## Goal of the exercise
Copy all of the data below without altering a single line.

## Record excerpts
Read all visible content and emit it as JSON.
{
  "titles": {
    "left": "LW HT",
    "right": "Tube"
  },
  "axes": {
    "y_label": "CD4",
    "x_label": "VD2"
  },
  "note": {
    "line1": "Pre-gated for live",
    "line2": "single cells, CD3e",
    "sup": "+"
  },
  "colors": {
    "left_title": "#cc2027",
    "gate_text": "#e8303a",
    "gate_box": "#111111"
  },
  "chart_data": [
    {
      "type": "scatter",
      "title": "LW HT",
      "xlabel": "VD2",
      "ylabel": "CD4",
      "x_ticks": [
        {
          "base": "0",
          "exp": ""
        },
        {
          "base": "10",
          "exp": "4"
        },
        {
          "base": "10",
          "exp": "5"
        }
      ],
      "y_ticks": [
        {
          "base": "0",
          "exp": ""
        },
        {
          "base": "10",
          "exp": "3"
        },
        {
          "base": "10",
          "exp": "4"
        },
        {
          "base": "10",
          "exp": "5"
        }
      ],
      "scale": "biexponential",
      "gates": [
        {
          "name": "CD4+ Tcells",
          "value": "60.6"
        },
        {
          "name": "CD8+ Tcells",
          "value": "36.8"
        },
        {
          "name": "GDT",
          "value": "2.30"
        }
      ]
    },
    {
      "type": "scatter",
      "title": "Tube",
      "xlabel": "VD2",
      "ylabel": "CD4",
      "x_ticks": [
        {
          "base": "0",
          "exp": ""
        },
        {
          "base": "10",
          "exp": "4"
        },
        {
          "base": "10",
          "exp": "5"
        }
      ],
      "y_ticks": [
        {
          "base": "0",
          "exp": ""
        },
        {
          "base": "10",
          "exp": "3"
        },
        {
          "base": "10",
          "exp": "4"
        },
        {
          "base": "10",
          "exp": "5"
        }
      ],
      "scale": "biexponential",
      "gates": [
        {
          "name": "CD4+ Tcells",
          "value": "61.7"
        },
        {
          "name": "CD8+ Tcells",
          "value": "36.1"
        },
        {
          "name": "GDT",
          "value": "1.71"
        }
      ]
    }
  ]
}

## Answer below
Read all visible content and emit it as JSON.
{
  "titles": {
    "left": "LW HT",
    "right": "Tube"
  },
  "axes": {
    "y_label": "CD4",
    "x_label": "VD2"
  },
  "note": {
    "line1": "Pre-gated for live",
    "line2": "single cells, CD3e",
    "sup": "+"
  },
  "colors": {
    "left_title": "#cc2027",
    "gate_text": "#e8303a",
    "gate_box": "#111111"
  },
  "chart_data": [
    {
      "type": "scatter",
      "title": "LW HT",
      "xlabel": "VD2",
      "ylabel": "CD4",
      "x_ticks": [
        {
          "base": "0",
          "exp": ""
        },
        {
          "base": "10",
          "exp": "4"
        },
        {
          "base": "10",
          "exp": "5"
        }
      ],
      "y_ticks": [
        {
          "base": "0",
          "exp": ""
        },
        {
          "base": "10",
          "exp": "3"
        },
        {
          "base": "10",
          "exp": "4"
        },
        {
          "base": "10",
          "exp": "5"
        }
      ],
      "scale": "biexponential",
      "gates": [
        {
          "name": "CD4+ Tcells",
          "value": "60.6"
        },
        {
          "name": "CD8+ Tcells",
          "value": "36.8"
        },
        {
          "name": "GDT",
          "value": "2.30"
        }
      ]
    },
    {
      "type": "scatter",
      "title": "Tube",
      "xlabel": "VD2",
      "ylabel": "CD4",
      "x_ticks": [
        {
          "base": "0",
          "exp": ""
        },
        {
          "base": "10",
          "exp": "4"
        },
        {
          "base": "10",
          "exp": "5"
        }
      ],
      "y_ticks": [
        {
          "base": "0",
          "exp": ""
        },
        {
          "base": "10",
          "exp": "3"
        },
        {
          "base": "10",
          "exp": "4"
        },
        {
          "base": "10",
          "exp": "5"
        }
      ],
      "scale": "biexponential",
      "gates": [
        {
          "name": "CD4+ Tcells",
          "value": "61.7"
        },
        {
          "name": "CD8+ Tcells",
          "value": "36.1"
        },
        {
          "name": "GDT",
          "value": "1.71"
        }
      ]
    }
  ]
}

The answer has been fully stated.